(Stored data entries)
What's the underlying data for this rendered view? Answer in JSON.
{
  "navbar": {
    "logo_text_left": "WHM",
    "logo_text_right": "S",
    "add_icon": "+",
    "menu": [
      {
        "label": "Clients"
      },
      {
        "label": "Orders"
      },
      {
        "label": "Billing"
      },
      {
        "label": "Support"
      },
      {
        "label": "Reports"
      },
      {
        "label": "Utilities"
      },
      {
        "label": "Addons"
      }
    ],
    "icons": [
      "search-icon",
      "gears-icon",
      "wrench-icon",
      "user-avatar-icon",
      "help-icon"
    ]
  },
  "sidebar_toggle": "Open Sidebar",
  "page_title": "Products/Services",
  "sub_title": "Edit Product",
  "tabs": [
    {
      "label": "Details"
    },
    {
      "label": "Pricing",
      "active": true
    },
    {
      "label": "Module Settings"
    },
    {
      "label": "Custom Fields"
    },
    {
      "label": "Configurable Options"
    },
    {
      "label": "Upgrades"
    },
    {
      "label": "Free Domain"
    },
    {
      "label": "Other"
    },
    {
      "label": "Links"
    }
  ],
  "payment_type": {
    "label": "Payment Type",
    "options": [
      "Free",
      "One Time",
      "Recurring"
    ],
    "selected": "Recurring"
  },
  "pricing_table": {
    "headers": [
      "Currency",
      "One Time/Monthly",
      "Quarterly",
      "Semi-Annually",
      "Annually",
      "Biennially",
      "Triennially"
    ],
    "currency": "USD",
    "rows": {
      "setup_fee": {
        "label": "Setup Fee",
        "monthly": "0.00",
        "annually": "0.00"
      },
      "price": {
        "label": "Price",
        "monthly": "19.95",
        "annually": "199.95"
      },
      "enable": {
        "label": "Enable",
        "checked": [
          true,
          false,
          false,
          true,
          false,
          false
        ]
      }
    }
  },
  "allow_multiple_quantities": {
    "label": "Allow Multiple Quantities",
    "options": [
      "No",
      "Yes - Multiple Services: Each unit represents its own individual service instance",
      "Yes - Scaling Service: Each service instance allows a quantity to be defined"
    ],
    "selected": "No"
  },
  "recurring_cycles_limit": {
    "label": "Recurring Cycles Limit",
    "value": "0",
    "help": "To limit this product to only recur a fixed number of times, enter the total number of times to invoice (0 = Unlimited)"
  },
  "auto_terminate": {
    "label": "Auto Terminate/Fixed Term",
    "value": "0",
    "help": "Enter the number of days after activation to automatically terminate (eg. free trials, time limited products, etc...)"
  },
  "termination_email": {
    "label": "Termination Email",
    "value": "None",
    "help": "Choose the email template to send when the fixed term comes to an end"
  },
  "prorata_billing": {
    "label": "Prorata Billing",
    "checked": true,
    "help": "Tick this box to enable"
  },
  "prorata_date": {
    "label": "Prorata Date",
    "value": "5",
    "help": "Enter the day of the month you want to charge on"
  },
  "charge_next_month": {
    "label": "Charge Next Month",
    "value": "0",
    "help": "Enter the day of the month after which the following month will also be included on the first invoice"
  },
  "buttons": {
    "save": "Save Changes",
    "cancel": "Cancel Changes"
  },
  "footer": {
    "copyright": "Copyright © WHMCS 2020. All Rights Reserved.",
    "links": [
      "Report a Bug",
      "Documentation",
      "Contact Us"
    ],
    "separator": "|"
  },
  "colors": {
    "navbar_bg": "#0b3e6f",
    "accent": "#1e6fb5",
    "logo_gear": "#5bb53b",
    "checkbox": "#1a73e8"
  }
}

## Stated exercise
Type out the entries again, word for word.

## Expected answer
What's the underlying data for this rendered view? Answer in JSON.
{
  "navbar": {
    "logo_text_left": "WHM",
    "logo_text_right": "S",
    "add_icon": "+",
    "menu": [
      {
        "label": "Clients"
      },
      {
        "label": "Orders"
      },
      {
        "label": "Billing"
      },
      {
        "label": "Support"
      },
      {
        "label": "Reports"
      },
      {
        "label": "Utilities"
      },
      {
        "label": "Addons"
      }
    ],
    "icons": [
      "search-icon",
      "gears-icon",
      "wrench-icon",
      "user-avatar-icon",
      "help-icon"
    ]
  },
  "sidebar_toggle": "Open Sidebar",
  "page_title": "Products/Services",
  "sub_title": "Edit Product",
  "tabs": [
    {
      "label": "Details"
    },
    {
      "label": "Pricing",
      "active": true
    },
    {
      "label": "Module Settings"
    },
    {
      "label": "Custom Fields"
    },
    {
      "label": "Configurable Options"
    },
    {
      "label": "Upgrades"
    },
    {
      "label": "Free Domain"
    },
    {
      "label": "Other"
    },
    {
      "label": "Links"
    }
  ],
  "payment_type": {
    "label": "Payment Type",
    "options": [
      "Free",
      "One Time",
      "Recurring"
    ],
    "selected": "Recurring"
  },
  "pricing_table": {
    "headers": [
      "Currency",
      "One Time/Monthly",
      "Quarterly",
      "Semi-Annually",
      "Annually",
      "Biennially",
      "Triennially"
    ],
    "currency": "USD",
    "rows": {
      "setup_fee": {
        "label": "Setup Fee",
        "monthly": "0.00",
        "annually": "0.00"
      },
      "price": {
        "label": "Price",
        "monthly": "19.95",
        "annually": "199.95"
      },
      "enable": {
        "label": "Enable",
        "checked": [
          true,
          false,
          false,
          true,
          false,
          false
        ]
      }
    }
  },
  "allow_multiple_quantities": {
    "label": "Allow Multiple Quantities",
    "options": [
      "No",
      "Yes - Multiple Services: Each unit represents its own individual service instance",
      "Yes - Scaling Service: Each service instance allows a quantity to be defined"
    ],
    "selected": "No"
  },
  "recurring_cycles_limit": {
    "label": "Recurring Cycles Limit",
    "value": "0",
    "help": "To limit this product to only recur a fixed number of times, enter the total number of times to invoice (0 = Unlimited)"
  },
  "auto_terminate": {
    "label": "Auto Terminate/Fixed Term",
    "value": "0",
    "help": "Enter the number of days after activation to automatically terminate (eg. free trials, time limited products, etc...)"
  },
  "termination_email": {
    "label": "Termination Email",
    "value": "None",
    "help": "Choose the email template to send when the fixed term comes to an end"
  },
  "prorata_billing": {
    "label": "Prorata Billing",
    "checked": true,
    "help": "Tick this box to enable"
  },
  "prorata_date": {
    "label": "Prorata Date",
    "value": "5",
    "help": "Enter the day of the month you want to charge on"
  },
  "charge_next_month": {
    "label": "Charge Next Month",
    "value": "0",
    "help": "Enter the day of the month after which the following month will also be included on the first invoice"
  },
  "buttons": {
    "save": "Save Changes",
    "cancel": "Cancel Changes"
  },
  "footer": {
    "copyright": "Copyright © WHMCS 2020. All Rights Reserved.",
    "links": [
      "Report a Bug",
      "Documentation",
      "Contact Us"
    ],
    "separator": "|"
  },
  "colors": {
    "navbar_bg": "#0b3e6f",
    "accent": "#1e6fb5",
    "logo_gear": "#5bb53b",
    "checkbox": "#1a73e8"
  }
}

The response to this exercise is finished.